(Figure dataset records)
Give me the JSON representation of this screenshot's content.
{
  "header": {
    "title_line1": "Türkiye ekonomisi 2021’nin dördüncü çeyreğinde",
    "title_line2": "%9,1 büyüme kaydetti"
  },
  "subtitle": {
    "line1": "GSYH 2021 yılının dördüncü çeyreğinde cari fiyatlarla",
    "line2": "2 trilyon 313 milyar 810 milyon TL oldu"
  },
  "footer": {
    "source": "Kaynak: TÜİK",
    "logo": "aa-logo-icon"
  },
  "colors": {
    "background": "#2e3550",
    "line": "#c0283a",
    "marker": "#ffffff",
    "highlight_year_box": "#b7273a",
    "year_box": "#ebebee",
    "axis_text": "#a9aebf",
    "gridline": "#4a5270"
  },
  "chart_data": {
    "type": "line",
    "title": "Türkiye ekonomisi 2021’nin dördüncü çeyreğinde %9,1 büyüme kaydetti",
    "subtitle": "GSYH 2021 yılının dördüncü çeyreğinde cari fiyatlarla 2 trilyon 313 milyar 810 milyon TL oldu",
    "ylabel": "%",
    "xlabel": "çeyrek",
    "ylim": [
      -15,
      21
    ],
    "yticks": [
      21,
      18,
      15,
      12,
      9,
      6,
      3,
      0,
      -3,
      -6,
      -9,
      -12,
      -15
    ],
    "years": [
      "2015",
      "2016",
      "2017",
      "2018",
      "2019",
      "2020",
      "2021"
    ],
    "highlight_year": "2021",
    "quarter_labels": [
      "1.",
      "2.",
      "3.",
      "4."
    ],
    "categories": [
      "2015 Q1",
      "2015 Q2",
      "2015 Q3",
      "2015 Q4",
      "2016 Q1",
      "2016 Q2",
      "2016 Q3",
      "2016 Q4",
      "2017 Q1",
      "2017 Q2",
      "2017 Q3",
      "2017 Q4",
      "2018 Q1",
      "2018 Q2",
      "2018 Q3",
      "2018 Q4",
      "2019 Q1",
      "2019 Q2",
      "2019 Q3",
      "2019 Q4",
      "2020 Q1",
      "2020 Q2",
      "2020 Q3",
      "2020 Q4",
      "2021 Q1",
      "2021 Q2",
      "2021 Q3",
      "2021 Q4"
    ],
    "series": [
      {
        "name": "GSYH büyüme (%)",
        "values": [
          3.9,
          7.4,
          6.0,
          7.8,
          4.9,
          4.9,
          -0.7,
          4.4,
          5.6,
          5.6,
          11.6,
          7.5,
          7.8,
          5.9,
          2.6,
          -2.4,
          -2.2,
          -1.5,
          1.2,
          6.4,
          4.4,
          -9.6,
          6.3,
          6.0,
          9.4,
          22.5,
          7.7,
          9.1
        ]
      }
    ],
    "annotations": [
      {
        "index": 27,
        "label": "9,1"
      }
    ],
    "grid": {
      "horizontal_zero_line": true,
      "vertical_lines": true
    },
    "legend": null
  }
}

▶ [Written task]: Restate each record exactly as written.

▶ [Output below]:
Give me the JSON representation of this screenshot's content.
{
  "header": {
    "title_line1": "Türkiye ekonomisi 2021’nin dördüncü çeyreğinde",
    "title_line2": "%9,1 büyüme kaydetti"
  },
  "subtitle": {
    "line1": "GSYH 2021 yılının dördüncü çeyreğinde cari fiyatlarla",
    "line2": "2 trilyon 313 milyar 810 milyon TL oldu"
  },
  "footer": {
    "source": "Kaynak: TÜİK",
    "logo": "aa-logo-icon"
  },
  "colors": {
    "background": "#2e3550",
    "line": "#c0283a",
    "marker": "#ffffff",
    "highlight_year_box": "#b7273a",
    "year_box": "#ebebee",
    "axis_text": "#a9aebf",
    "gridline": "#4a5270"
  },
  "chart_data": {
    "type": "line",
    "title": "Türkiye ekonomisi 2021’nin dördüncü çeyreğinde %9,1 büyüme kaydetti",
    "subtitle": "GSYH 2021 yılının dördüncü çeyreğinde cari fiyatlarla 2 trilyon 313 milyar 810 milyon TL oldu",
    "ylabel": "%",
    "xlabel": "çeyrek",
    "ylim": [
      -15,
      21
    ],
    "yticks": [
      21,
      18,
      15,
      12,
      9,
      6,
      3,
      0,
      -3,
      -6,
      -9,
      -12,
      -15
    ],
    "years": [
      "2015",
      "2016",
      "2017",
      "2018",
      "2019",
      "2020",
      "2021"
    ],
    "highlight_year": "2021",
    "quarter_labels": [
      "1.",
      "2.",
      "3.",
      "4."
    ],
    "categories": [
      "2015 Q1",
      "2015 Q2",
      "2015 Q3",
      "2015 Q4",
      "2016 Q1",
      "2016 Q2",
      "2016 Q3",
      "2016 Q4",
      "2017 Q1",
      "2017 Q2",
      "2017 Q3",
      "2017 Q4",
      "2018 Q1",
      "2018 Q2",
      "2018 Q3",
      "2018 Q4",
      "2019 Q1",
      "2019 Q2",
      "2019 Q3",
      "2019 Q4",
      "2020 Q1",
      "2020 Q2",
      "2020 Q3",
      "2020 Q4",
      "2021 Q1",
      "2021 Q2",
      "2021 Q3",
      "2021 Q4"
    ],
    "series": [
      {
        "name": "GSYH büyüme (%)",
        "values": [
          3.9,
          7.4,
          6.0,
          7.8,
          4.9,
          4.9,
          -0.7,
          4.4,
          5.6,
          5.6,
          11.6,
          7.5,
          7.8,
          5.9,
          2.6,
          -2.4,
          -2.2,
          -1.5,
          1.2,
          6.4,
          4.4,
          -9.6,
          6.3,
          6.0,
          9.4,
          22.5,
          7.7,
          9.1
        ]
      }
    ],
    "annotations": [
      {
        "index": 27,
        "label": "9,1"
      }
    ],
    "grid": {
      "horizontal_zero_line": true,
      "vertical_lines": true
    },
    "legend": null
  }
}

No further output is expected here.